** Problem details **
Leave out the images; return the rest of the data exactly.

(Entries taken from a collection)
....

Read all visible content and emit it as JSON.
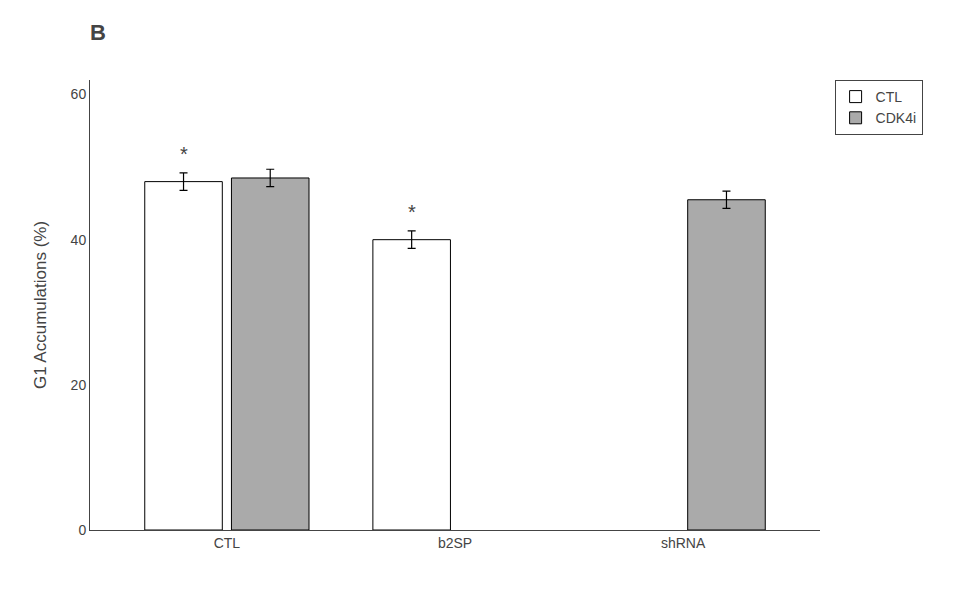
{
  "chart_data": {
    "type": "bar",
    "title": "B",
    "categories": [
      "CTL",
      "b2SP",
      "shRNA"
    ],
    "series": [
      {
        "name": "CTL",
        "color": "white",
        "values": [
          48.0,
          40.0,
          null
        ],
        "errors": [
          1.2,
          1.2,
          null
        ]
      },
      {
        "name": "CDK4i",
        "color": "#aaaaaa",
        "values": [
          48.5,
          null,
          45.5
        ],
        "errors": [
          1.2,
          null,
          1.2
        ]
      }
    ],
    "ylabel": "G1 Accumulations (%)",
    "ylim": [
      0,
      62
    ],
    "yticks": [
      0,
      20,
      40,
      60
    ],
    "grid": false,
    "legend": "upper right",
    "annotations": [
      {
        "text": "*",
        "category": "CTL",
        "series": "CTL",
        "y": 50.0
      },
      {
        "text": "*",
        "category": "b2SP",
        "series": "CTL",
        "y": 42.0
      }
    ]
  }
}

....

** Solution for this task **
Read all visible content and emit it as JSON.
{
  "chart_data": {
    "type": "bar",
    "title": "B",
    "categories": [
      "CTL",
      "b2SP",
      "shRNA"
    ],
    "series": [
      {
        "name": "CTL",
        "color": "white",
        "values": [
          48.0,
          40.0,
          null
        ],
        "errors": [
          1.2,
          1.2,
          null
        ]
      },
      {
        "name": "CDK4i",
        "color": "#aaaaaa",
        "values": [
          48.5,
          null,
          45.5
        ],
        "errors": [
          1.2,
          null,
          1.2
        ]
      }
    ],
    "ylabel": "G1 Accumulations (%)",
    "ylim": [
      0,
      62
    ],
    "yticks": [
      0,
      20,
      40,
      60
    ],
    "grid": false,
    "legend": "upper right",
    "annotations": [
      {
        "text": "*",
        "category": "CTL",
        "series": "CTL",
        "y": 50.0
      },
      {
        "text": "*",
        "category": "b2SP",
        "series": "CTL",
        "y": 42.0
      }
    ]
  }
}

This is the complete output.